__REQUIREMENTS__: All of the material below is to be returned exactly.

--- --- ---

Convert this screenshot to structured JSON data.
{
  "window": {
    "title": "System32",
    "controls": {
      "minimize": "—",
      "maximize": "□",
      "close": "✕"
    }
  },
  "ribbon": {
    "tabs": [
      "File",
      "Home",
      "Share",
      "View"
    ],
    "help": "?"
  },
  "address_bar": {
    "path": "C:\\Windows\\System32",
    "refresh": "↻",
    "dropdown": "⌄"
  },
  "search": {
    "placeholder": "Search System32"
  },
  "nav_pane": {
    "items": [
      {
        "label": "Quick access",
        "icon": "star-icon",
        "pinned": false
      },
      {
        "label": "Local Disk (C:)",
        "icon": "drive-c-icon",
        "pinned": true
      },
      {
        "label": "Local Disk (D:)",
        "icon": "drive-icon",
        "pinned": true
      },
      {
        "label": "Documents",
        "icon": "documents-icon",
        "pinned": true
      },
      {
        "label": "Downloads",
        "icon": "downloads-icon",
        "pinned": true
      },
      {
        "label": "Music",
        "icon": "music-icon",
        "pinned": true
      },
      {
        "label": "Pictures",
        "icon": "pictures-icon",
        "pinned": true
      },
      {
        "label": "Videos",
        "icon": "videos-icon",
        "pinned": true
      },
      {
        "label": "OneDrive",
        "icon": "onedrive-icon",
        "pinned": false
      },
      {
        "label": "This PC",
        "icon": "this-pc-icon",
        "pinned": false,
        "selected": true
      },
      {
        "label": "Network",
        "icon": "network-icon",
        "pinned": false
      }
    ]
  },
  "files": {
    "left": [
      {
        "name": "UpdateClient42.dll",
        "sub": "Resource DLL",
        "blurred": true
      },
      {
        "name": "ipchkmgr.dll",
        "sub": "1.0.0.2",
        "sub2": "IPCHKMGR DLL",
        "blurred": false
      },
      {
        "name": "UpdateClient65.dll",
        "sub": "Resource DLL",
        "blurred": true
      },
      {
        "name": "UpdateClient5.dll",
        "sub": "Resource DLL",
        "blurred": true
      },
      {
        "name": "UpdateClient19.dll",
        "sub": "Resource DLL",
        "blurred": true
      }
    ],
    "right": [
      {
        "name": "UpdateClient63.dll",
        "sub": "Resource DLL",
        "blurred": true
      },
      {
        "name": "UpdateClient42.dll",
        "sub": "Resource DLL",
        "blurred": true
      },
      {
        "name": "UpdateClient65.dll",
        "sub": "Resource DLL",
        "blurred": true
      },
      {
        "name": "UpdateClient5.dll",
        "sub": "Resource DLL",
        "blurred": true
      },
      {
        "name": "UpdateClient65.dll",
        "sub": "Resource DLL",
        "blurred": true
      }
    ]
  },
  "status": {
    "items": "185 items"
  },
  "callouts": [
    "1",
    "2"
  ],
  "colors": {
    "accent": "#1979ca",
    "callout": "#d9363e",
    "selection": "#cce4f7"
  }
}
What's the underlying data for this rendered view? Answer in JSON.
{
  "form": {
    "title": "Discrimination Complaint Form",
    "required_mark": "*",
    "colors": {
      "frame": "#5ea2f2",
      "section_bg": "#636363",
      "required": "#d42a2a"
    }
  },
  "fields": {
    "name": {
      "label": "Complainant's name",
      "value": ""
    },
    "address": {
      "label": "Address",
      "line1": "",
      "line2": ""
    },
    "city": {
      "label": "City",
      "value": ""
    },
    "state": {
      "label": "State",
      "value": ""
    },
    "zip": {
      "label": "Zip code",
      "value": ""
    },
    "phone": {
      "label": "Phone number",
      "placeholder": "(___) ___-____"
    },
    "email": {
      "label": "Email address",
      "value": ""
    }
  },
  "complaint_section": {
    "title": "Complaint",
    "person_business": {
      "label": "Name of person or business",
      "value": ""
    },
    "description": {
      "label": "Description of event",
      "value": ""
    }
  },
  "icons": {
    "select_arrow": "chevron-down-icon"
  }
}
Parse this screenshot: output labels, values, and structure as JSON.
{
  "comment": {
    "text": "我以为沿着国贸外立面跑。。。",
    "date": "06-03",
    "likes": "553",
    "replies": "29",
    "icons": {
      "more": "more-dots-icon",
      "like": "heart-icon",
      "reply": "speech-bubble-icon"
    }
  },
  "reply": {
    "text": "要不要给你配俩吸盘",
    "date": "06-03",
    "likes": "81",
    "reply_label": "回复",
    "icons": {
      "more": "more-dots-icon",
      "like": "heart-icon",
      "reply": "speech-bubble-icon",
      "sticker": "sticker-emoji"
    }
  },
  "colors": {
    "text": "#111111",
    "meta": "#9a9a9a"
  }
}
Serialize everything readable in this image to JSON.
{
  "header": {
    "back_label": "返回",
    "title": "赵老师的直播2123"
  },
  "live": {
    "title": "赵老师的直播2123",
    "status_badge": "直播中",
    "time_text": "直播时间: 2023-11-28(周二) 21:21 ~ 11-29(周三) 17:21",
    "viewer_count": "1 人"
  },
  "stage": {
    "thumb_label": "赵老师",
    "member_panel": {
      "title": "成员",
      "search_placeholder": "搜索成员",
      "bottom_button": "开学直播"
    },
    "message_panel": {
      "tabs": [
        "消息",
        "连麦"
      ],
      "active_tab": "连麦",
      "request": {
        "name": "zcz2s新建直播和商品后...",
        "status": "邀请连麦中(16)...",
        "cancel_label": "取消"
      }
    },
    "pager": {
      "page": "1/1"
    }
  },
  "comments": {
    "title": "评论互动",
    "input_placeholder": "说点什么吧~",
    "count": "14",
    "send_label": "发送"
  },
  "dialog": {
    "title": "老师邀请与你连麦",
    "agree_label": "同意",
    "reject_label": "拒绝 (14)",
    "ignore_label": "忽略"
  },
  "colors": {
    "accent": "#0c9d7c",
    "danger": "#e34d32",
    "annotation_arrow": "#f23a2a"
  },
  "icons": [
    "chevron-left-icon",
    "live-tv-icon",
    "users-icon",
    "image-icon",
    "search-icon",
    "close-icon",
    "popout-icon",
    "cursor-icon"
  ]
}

--- --- ---

__ANSWER TO THIS PROBLEM__:
Convert this screenshot to structured JSON data.
{
  "window": {
    "title": "System32",
    "controls": {
      "minimize": "—",
      "maximize": "□",
      "close": "✕"
    }
  },
  "ribbon": {
    "tabs": [
      "File",
      "Home",
      "Share",
      "View"
    ],
    "help": "?"
  },
  "address_bar": {
    "path": "C:\\Windows\\System32",
    "refresh": "↻",
    "dropdown": "⌄"
  },
  "search": {
    "placeholder": "Search System32"
  },
  "nav_pane": {
    "items": [
      {
        "label": "Quick access",
        "icon": "star-icon",
        "pinned": false
      },
      {
        "label": "Local Disk (C:)",
        "icon": "drive-c-icon",
        "pinned": true
      },
      {
        "label": "Local Disk (D:)",
        "icon": "drive-icon",
        "pinned": true
      },
      {
        "label": "Documents",
        "icon": "documents-icon",
        "pinned": true
      },
      {
        "label": "Downloads",
        "icon": "downloads-icon",
        "pinned": true
      },
      {
        "label": "Music",
        "icon": "music-icon",
        "pinned": true
      },
      {
        "label": "Pictures",
        "icon": "pictures-icon",
        "pinned": true
      },
      {
        "label": "Videos",
        "icon": "videos-icon",
        "pinned": true
      },
      {
        "label": "OneDrive",
        "icon": "onedrive-icon",
        "pinned": false
      },
      {
        "label": "This PC",
        "icon": "this-pc-icon",
        "pinned": false,
        "selected": true
      },
      {
        "label": "Network",
        "icon": "network-icon",
        "pinned": false
      }
    ]
  },
  "files": {
    "left": [
      {
        "name": "UpdateClient42.dll",
        "sub": "Resource DLL",
        "blurred": true
      },
      {
        "name": "ipchkmgr.dll",
        "sub": "1.0.0.2",
        "sub2": "IPCHKMGR DLL",
        "blurred": false
      },
      {
        "name": "UpdateClient65.dll",
        "sub": "Resource DLL",
        "blurred": true
      },
      {
        "name": "UpdateClient5.dll",
        "sub": "Resource DLL",
        "blurred": true
      },
      {
        "name": "UpdateClient19.dll",
        "sub": "Resource DLL",
        "blurred": true
      }
    ],
    "right": [
      {
        "name": "UpdateClient63.dll",
        "sub": "Resource DLL",
        "blurred": true
      },
      {
        "name": "UpdateClient42.dll",
        "sub": "Resource DLL",
        "blurred": true
      },
      {
        "name": "UpdateClient65.dll",
        "sub": "Resource DLL",
        "blurred": true
      },
      {
        "name": "UpdateClient5.dll",
        "sub": "Resource DLL",
        "blurred": true
      },
      {
        "name": "UpdateClient65.dll",
        "sub": "Resource DLL",
        "blurred": true
      }
    ]
  },
  "status": {
    "items": "185 items"
  },
  "callouts": [
    "1",
    "2"
  ],
  "colors": {
    "accent": "#1979ca",
    "callout": "#d9363e",
    "selection": "#cce4f7"
  }
}
What's the underlying data for this rendered view? Answer in JSON.
{
  "form": {
    "title": "Discrimination Complaint Form",
    "required_mark": "*",
    "colors": {
      "frame": "#5ea2f2",
      "section_bg": "#636363",
      "required": "#d42a2a"
    }
  },
  "fields": {
    "name": {
      "label": "Complainant's name",
      "value": ""
    },
    "address": {
      "label": "Address",
      "line1": "",
      "line2": ""
    },
    "city": {
      "label": "City",
      "value": ""
    },
    "state": {
      "label": "State",
      "value": ""
    },
    "zip": {
      "label": "Zip code",
      "value": ""
    },
    "phone": {
      "label": "Phone number",
      "placeholder": "(___) ___-____"
    },
    "email": {
      "label": "Email address",
      "value": ""
    }
  },
  "complaint_section": {
    "title": "Complaint",
    "person_business": {
      "label": "Name of person or business",
      "value": ""
    },
    "description": {
      "label": "Description of event",
      "value": ""
    }
  },
  "icons": {
    "select_arrow": "chevron-down-icon"
  }
}
Parse this screenshot: output labels, values, and structure as JSON.
{
  "comment": {
    "text": "我以为沿着国贸外立面跑。。。",
    "date": "06-03",
    "likes": "553",
    "replies": "29",
    "icons": {
      "more": "more-dots-icon",
      "like": "heart-icon",
      "reply": "speech-bubble-icon"
    }
  },
  "reply": {
    "text": "要不要给你配俩吸盘",
    "date": "06-03",
    "likes": "81",
    "reply_label": "回复",
    "icons": {
      "more": "more-dots-icon",
      "like": "heart-icon",
      "reply": "speech-bubble-icon",
      "sticker": "sticker-emoji"
    }
  },
  "colors": {
    "text": "#111111",
    "meta": "#9a9a9a"
  }
}
Serialize everything readable in this image to JSON.
{
  "header": {
    "back_label": "返回",
    "title": "赵老师的直播2123"
  },
  "live": {
    "title": "赵老师的直播2123",
    "status_badge": "直播中",
    "time_text": "直播时间: 2023-11-28(周二) 21:21 ~ 11-29(周三) 17:21",
    "viewer_count": "1 人"
  },
  "stage": {
    "thumb_label": "赵老师",
    "member_panel": {
      "title": "成员",
      "search_placeholder": "搜索成员",
      "bottom_button": "开学直播"
    },
    "message_panel": {
      "tabs": [
        "消息",
        "连麦"
      ],
      "active_tab": "连麦",
      "request": {
        "name": "zcz2s新建直播和商品后...",
        "status": "邀请连麦中(16)...",
        "cancel_label": "取消"
      }
    },
    "pager": {
      "page": "1/1"
    }
  },
  "comments": {
    "title": "评论互动",
    "input_placeholder": "说点什么吧~",
    "count": "14",
    "send_label": "发送"
  },
  "dialog": {
    "title": "老师邀请与你连麦",
    "agree_label": "同意",
    "reject_label": "拒绝 (14)",
    "ignore_label": "忽略"
  },
  "colors": {
    "accent": "#0c9d7c",
    "danger": "#e34d32",
    "annotation_arrow": "#f23a2a"
  },
  "icons": [
    "chevron-left-icon",
    "live-tv-icon",
    "users-icon",
    "image-icon",
    "search-icon",
    "close-icon",
    "popout-icon",
    "cursor-icon"
  ]
}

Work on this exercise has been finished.